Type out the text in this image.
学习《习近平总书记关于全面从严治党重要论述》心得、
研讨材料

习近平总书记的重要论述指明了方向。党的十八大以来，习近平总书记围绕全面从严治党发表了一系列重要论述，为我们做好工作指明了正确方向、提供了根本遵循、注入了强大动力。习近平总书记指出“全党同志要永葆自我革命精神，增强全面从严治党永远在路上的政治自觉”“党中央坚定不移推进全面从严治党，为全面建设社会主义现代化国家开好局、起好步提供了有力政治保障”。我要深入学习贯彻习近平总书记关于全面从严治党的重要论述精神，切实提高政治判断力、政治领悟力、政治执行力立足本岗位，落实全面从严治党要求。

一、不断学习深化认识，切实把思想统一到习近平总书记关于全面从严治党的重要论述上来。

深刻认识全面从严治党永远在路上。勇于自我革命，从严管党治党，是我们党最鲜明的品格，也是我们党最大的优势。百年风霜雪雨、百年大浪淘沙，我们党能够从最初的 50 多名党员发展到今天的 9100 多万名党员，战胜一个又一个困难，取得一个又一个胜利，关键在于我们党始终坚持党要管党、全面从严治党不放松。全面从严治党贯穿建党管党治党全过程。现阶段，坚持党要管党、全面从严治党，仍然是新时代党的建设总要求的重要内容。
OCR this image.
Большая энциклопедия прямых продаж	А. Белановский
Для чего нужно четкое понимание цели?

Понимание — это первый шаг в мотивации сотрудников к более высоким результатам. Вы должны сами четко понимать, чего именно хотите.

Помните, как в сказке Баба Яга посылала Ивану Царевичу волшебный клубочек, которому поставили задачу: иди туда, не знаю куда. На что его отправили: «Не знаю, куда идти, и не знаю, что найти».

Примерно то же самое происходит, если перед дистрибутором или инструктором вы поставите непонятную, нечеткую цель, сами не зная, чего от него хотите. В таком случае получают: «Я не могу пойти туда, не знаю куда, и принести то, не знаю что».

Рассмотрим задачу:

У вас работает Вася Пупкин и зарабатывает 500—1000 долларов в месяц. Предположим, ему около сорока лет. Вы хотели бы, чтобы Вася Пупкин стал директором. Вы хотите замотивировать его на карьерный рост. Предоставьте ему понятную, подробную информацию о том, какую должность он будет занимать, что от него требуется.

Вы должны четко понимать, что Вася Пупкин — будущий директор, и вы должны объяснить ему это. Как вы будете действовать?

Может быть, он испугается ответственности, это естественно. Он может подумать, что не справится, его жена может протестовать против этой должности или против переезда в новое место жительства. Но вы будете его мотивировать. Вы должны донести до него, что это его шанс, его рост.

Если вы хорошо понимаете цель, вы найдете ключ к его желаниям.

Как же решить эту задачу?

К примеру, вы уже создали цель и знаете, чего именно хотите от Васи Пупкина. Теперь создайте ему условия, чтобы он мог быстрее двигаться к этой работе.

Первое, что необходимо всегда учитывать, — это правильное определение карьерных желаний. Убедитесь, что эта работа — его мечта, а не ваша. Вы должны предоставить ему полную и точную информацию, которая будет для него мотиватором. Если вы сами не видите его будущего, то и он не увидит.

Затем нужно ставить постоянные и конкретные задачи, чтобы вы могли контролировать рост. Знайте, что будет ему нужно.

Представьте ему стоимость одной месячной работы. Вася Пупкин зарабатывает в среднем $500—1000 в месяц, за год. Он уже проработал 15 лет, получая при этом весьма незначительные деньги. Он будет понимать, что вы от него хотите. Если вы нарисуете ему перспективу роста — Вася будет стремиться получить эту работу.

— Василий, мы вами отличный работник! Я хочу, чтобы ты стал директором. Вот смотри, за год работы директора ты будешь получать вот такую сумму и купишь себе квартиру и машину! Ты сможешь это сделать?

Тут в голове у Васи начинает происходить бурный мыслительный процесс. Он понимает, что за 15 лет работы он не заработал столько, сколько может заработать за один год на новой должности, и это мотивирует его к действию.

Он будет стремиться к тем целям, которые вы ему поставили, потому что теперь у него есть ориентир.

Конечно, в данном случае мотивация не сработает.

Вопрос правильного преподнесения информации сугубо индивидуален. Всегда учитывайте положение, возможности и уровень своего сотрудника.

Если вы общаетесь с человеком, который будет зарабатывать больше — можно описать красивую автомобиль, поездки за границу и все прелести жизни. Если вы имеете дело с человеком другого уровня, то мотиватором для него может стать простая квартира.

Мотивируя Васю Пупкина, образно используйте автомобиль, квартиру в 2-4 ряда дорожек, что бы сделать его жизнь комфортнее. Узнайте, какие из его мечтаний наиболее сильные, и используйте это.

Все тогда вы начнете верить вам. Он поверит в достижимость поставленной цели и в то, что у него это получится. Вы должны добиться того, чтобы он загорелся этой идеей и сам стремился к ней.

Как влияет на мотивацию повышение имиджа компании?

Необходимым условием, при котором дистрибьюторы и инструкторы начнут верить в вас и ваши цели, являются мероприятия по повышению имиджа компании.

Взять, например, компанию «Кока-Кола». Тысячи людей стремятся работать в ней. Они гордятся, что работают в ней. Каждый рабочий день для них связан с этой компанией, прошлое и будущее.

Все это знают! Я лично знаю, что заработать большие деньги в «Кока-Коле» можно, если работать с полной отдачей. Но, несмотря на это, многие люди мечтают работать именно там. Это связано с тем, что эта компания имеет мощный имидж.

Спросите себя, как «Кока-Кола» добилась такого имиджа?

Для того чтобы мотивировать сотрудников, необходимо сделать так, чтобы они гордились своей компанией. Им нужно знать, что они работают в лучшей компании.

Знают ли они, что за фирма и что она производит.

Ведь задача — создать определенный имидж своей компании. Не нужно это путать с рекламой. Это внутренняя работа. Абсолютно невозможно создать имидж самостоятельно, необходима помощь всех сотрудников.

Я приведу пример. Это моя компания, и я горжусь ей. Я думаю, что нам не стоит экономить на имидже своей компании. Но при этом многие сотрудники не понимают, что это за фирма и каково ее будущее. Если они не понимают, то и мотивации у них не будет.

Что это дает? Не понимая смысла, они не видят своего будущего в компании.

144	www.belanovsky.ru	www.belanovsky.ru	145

—————

Read the entries above, then pull out the lines that include "своей".

* **Reply**:
Для того чтобы мотивировать сотрудников, необходимо сделать так, чтобы они гордились своей компанией. Им нужно знать, что они работают в лучшей компании.
Ведь задача — создать определенный имидж своей компании. Не нужно это путать с рекламой. Это внутренняя работа. Абсолютно невозможно создать имидж самостоятельно, необходима помощь всех сотрудников.
Я приведу пример. Это моя компания, и я горжусь ей. Я думаю, что нам не стоит экономить на имидже своей компании. Но при этом многие сотрудники не понимают, что это за фирма и каково ее будущее. Если они не понимают, то и мотивации у них не будет.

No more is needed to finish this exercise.